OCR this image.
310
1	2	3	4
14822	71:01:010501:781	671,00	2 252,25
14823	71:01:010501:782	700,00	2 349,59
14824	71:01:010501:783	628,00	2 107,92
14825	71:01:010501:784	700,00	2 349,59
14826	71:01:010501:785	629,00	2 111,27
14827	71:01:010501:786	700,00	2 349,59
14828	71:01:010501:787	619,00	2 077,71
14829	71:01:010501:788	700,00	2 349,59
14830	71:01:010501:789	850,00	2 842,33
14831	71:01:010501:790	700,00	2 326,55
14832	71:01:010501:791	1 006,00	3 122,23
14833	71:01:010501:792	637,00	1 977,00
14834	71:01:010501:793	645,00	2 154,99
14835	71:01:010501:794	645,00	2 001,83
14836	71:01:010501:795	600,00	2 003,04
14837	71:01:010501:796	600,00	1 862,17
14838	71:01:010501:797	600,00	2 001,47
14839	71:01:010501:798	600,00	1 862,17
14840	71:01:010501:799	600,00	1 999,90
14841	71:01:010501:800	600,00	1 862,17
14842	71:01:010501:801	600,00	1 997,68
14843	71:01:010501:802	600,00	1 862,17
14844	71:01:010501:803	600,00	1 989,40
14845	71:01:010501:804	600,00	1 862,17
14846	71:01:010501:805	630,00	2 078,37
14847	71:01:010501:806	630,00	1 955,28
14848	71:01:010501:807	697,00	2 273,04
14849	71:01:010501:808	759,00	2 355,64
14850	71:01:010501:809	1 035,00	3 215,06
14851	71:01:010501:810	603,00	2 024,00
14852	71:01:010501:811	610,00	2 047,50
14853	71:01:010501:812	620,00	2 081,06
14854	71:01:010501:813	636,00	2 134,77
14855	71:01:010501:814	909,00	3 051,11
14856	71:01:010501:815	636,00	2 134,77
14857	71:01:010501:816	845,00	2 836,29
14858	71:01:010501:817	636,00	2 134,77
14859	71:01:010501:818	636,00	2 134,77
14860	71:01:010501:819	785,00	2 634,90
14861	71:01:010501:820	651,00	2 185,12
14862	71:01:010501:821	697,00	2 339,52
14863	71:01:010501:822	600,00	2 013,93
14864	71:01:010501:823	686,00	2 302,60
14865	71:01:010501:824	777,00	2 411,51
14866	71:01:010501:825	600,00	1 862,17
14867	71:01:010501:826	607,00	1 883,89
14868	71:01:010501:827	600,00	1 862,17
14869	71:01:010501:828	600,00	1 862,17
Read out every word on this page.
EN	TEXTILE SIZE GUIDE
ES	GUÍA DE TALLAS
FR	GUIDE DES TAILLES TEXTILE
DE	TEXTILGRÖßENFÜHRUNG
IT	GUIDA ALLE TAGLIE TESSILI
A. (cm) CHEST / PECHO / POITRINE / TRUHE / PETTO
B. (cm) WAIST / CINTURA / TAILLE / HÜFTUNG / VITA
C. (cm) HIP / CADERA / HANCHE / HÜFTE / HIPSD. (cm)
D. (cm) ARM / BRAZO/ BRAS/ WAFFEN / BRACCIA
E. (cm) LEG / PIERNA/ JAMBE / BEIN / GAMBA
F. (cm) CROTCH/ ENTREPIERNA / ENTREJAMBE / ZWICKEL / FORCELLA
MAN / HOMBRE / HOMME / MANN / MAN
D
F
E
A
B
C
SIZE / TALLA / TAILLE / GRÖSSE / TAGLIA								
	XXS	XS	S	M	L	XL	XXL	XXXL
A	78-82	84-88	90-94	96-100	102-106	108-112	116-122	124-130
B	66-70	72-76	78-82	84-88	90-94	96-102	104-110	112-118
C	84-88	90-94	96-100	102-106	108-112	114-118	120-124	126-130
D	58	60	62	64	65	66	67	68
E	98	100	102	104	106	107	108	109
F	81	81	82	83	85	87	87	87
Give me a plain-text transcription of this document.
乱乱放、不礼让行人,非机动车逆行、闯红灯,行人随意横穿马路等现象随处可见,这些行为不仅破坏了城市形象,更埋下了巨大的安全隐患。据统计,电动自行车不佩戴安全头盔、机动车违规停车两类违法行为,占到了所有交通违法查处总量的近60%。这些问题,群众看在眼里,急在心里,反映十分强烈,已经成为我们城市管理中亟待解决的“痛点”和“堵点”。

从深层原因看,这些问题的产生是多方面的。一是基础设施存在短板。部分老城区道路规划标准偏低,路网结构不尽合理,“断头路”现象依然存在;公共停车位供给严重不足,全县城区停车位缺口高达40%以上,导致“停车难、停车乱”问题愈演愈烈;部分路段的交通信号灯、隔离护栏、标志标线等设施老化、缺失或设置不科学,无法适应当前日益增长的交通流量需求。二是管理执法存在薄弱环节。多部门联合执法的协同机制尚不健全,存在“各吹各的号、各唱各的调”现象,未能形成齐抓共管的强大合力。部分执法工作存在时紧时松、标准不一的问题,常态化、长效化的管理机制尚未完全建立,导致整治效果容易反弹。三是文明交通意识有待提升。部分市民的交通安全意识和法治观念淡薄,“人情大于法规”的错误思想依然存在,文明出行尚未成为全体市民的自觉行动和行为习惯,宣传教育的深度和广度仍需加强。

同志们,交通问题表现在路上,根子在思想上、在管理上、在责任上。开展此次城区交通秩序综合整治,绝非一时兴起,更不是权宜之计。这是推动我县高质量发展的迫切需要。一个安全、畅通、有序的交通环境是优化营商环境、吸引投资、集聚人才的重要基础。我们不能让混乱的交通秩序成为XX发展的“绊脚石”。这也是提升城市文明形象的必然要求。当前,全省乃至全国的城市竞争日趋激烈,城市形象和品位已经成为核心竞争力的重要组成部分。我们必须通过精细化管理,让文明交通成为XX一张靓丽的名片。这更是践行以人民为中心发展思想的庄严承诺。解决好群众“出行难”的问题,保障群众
------------------------------------------------------------------------
All the data must be duplicated exactly, with nothing added or removed.

## Task solution:
OCR this image.
310
1	2	3	4
14822	71:01:010501:781	671,00	2 252,25
14823	71:01:010501:782	700,00	2 349,59
14824	71:01:010501:783	628,00	2 107,92
14825	71:01:010501:784	700,00	2 349,59
14826	71:01:010501:785	629,00	2 111,27
14827	71:01:010501:786	700,00	2 349,59
14828	71:01:010501:787	619,00	2 077,71
14829	71:01:010501:788	700,00	2 349,59
14830	71:01:010501:789	850,00	2 842,33
14831	71:01:010501:790	700,00	2 326,55
14832	71:01:010501:791	1 006,00	3 122,23
14833	71:01:010501:792	637,00	1 977,00
14834	71:01:010501:793	645,00	2 154,99
14835	71:01:010501:794	645,00	2 001,83
14836	71:01:010501:795	600,00	2 003,04
14837	71:01:010501:796	600,00	1 862,17
14838	71:01:010501:797	600,00	2 001,47
14839	71:01:010501:798	600,00	1 862,17
14840	71:01:010501:799	600,00	1 999,90
14841	71:01:010501:800	600,00	1 862,17
14842	71:01:010501:801	600,00	1 997,68
14843	71:01:010501:802	600,00	1 862,17
14844	71:01:010501:803	600,00	1 989,40
14845	71:01:010501:804	600,00	1 862,17
14846	71:01:010501:805	630,00	2 078,37
14847	71:01:010501:806	630,00	1 955,28
14848	71:01:010501:807	697,00	2 273,04
14849	71:01:010501:808	759,00	2 355,64
14850	71:01:010501:809	1 035,00	3 215,06
14851	71:01:010501:810	603,00	2 024,00
14852	71:01:010501:811	610,00	2 047,50
14853	71:01:010501:812	620,00	2 081,06
14854	71:01:010501:813	636,00	2 134,77
14855	71:01:010501:814	909,00	3 051,11
14856	71:01:010501:815	636,00	2 134,77
14857	71:01:010501:816	845,00	2 836,29
14858	71:01:010501:817	636,00	2 134,77
14859	71:01:010501:818	636,00	2 134,77
14860	71:01:010501:819	785,00	2 634,90
14861	71:01:010501:820	651,00	2 185,12
14862	71:01:010501:821	697,00	2 339,52
14863	71:01:010501:822	600,00	2 013,93
14864	71:01:010501:823	686,00	2 302,60
14865	71:01:010501:824	777,00	2 411,51
14866	71:01:010501:825	600,00	1 862,17
14867	71:01:010501:826	607,00	1 883,89
14868	71:01:010501:827	600,00	1 862,17
14869	71:01:010501:828	600,00	1 862,17
Read out every word on this page.
EN	TEXTILE SIZE GUIDE
ES	GUÍA DE TALLAS
FR	GUIDE DES TAILLES TEXTILE
DE	TEXTILGRÖßENFÜHRUNG
IT	GUIDA ALLE TAGLIE TESSILI
A. (cm) CHEST / PECHO / POITRINE / TRUHE / PETTO
B. (cm) WAIST / CINTURA / TAILLE / HÜFTUNG / VITA
C. (cm) HIP / CADERA / HANCHE / HÜFTE / HIPSD. (cm)
D. (cm) ARM / BRAZO/ BRAS/ WAFFEN / BRACCIA
E. (cm) LEG / PIERNA/ JAMBE / BEIN / GAMBA
F. (cm) CROTCH/ ENTREPIERNA / ENTREJAMBE / ZWICKEL / FORCELLA
MAN / HOMBRE / HOMME / MANN / MAN
D
F
E
A
B
C
SIZE / TALLA / TAILLE / GRÖSSE / TAGLIA								
	XXS	XS	S	M	L	XL	XXL	XXXL
A	78-82	84-88	90-94	96-100	102-106	108-112	116-122	124-130
B	66-70	72-76	78-82	84-88	90-94	96-102	104-110	112-118
C	84-88	90-94	96-100	102-106	108-112	114-118	120-124	126-130
D	58	60	62	64	65	66	67	68
E	98	100	102	104	106	107	108	109
F	81	81	82	83	85	87	87	87
Give me a plain-text transcription of this document.
乱乱放、不礼让行人,非机动车逆行、闯红灯,行人随意横穿马路等现象随处可见,这些行为不仅破坏了城市形象,更埋下了巨大的安全隐患。据统计,电动自行车不佩戴安全头盔、机动车违规停车两类违法行为,占到了所有交通违法查处总量的近60%。这些问题,群众看在眼里,急在心里,反映十分强烈,已经成为我们城市管理中亟待解决的“痛点”和“堵点”。

从深层原因看,这些问题的产生是多方面的。一是基础设施存在短板。部分老城区道路规划标准偏低,路网结构不尽合理,“断头路”现象依然存在;公共停车位供给严重不足,全县城区停车位缺口高达40%以上,导致“停车难、停车乱”问题愈演愈烈;部分路段的交通信号灯、隔离护栏、标志标线等设施老化、缺失或设置不科学,无法适应当前日益增长的交通流量需求。二是管理执法存在薄弱环节。多部门联合执法的协同机制尚不健全,存在“各吹各的号、各唱各的调”现象,未能形成齐抓共管的强大合力。部分执法工作存在时紧时松、标准不一的问题,常态化、长效化的管理机制尚未完全建立,导致整治效果容易反弹。三是文明交通意识有待提升。部分市民的交通安全意识和法治观念淡薄,“人情大于法规”的错误思想依然存在,文明出行尚未成为全体市民的自觉行动和行为习惯,宣传教育的深度和广度仍需加强。

同志们,交通问题表现在路上,根子在思想上、在管理上、在责任上。开展此次城区交通秩序综合整治,绝非一时兴起,更不是权宜之计。这是推动我县高质量发展的迫切需要。一个安全、畅通、有序的交通环境是优化营商环境、吸引投资、集聚人才的重要基础。我们不能让混乱的交通秩序成为XX发展的“绊脚石”。这也是提升城市文明形象的必然要求。当前,全省乃至全国的城市竞争日趋激烈,城市形象和品位已经成为核心竞争力的重要组成部分。我们必须通过精细化管理,让文明交通成为XX一张靓丽的名片。这更是践行以人民为中心发展思想的庄严承诺。解决好群众“出行难”的问题,保障群众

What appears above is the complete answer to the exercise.